## Dataset entries on figures
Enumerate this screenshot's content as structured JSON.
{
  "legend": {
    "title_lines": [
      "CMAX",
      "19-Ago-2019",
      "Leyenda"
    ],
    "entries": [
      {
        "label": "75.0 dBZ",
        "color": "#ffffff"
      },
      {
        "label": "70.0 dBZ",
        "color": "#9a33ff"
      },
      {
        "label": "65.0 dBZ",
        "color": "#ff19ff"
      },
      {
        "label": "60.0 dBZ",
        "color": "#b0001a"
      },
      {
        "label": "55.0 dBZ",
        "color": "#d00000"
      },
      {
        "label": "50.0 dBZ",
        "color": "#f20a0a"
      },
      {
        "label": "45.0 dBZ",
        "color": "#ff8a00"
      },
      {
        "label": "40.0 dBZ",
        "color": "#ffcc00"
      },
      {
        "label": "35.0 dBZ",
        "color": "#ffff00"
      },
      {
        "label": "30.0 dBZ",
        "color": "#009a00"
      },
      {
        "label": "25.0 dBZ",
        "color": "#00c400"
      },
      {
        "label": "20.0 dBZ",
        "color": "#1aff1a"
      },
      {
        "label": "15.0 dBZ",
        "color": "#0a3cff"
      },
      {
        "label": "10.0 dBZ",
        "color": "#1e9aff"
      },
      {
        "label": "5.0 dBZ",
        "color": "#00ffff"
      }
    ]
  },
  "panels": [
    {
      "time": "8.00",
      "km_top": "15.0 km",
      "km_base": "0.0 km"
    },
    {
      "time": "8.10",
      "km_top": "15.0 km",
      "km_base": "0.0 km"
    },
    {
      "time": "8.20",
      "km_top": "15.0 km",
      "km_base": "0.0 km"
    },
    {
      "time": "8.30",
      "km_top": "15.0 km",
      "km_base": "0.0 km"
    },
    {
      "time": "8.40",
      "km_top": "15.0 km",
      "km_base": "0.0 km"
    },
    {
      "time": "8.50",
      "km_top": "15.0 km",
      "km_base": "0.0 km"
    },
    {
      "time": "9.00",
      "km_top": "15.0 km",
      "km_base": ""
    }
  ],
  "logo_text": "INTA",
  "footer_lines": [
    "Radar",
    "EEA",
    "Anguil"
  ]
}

## Exercise details
Return the listing above word for word.

## Output of the exercise
Enumerate this screenshot's content as structured JSON.
{
  "legend": {
    "title_lines": [
      "CMAX",
      "19-Ago-2019",
      "Leyenda"
    ],
    "entries": [
      {
        "label": "75.0 dBZ",
        "color": "#ffffff"
      },
      {
        "label": "70.0 dBZ",
        "color": "#9a33ff"
      },
      {
        "label": "65.0 dBZ",
        "color": "#ff19ff"
      },
      {
        "label": "60.0 dBZ",
        "color": "#b0001a"
      },
      {
        "label": "55.0 dBZ",
        "color": "#d00000"
      },
      {
        "label": "50.0 dBZ",
        "color": "#f20a0a"
      },
      {
        "label": "45.0 dBZ",
        "color": "#ff8a00"
      },
      {
        "label": "40.0 dBZ",
        "color": "#ffcc00"
      },
      {
        "label": "35.0 dBZ",
        "color": "#ffff00"
      },
      {
        "label": "30.0 dBZ",
        "color": "#009a00"
      },
      {
        "label": "25.0 dBZ",
        "color": "#00c400"
      },
      {
        "label": "20.0 dBZ",
        "color": "#1aff1a"
      },
      {
        "label": "15.0 dBZ",
        "color": "#0a3cff"
      },
      {
        "label": "10.0 dBZ",
        "color": "#1e9aff"
      },
      {
        "label": "5.0 dBZ",
        "color": "#00ffff"
      }
    ]
  },
  "panels": [
    {
      "time": "8.00",
      "km_top": "15.0 km",
      "km_base": "0.0 km"
    },
    {
      "time": "8.10",
      "km_top": "15.0 km",
      "km_base": "0.0 km"
    },
    {
      "time": "8.20",
      "km_top": "15.0 km",
      "km_base": "0.0 km"
    },
    {
      "time": "8.30",
      "km_top": "15.0 km",
      "km_base": "0.0 km"
    },
    {
      "time": "8.40",
      "km_top": "15.0 km",
      "km_base": "0.0 km"
    },
    {
      "time": "8.50",
      "km_top": "15.0 km",
      "km_base": "0.0 km"
    },
    {
      "time": "9.00",
      "km_top": "15.0 km",
      "km_base": ""
    }
  ],
  "logo_text": "INTA",
  "footer_lines": [
    "Radar",
    "EEA",
    "Anguil"
  ]
}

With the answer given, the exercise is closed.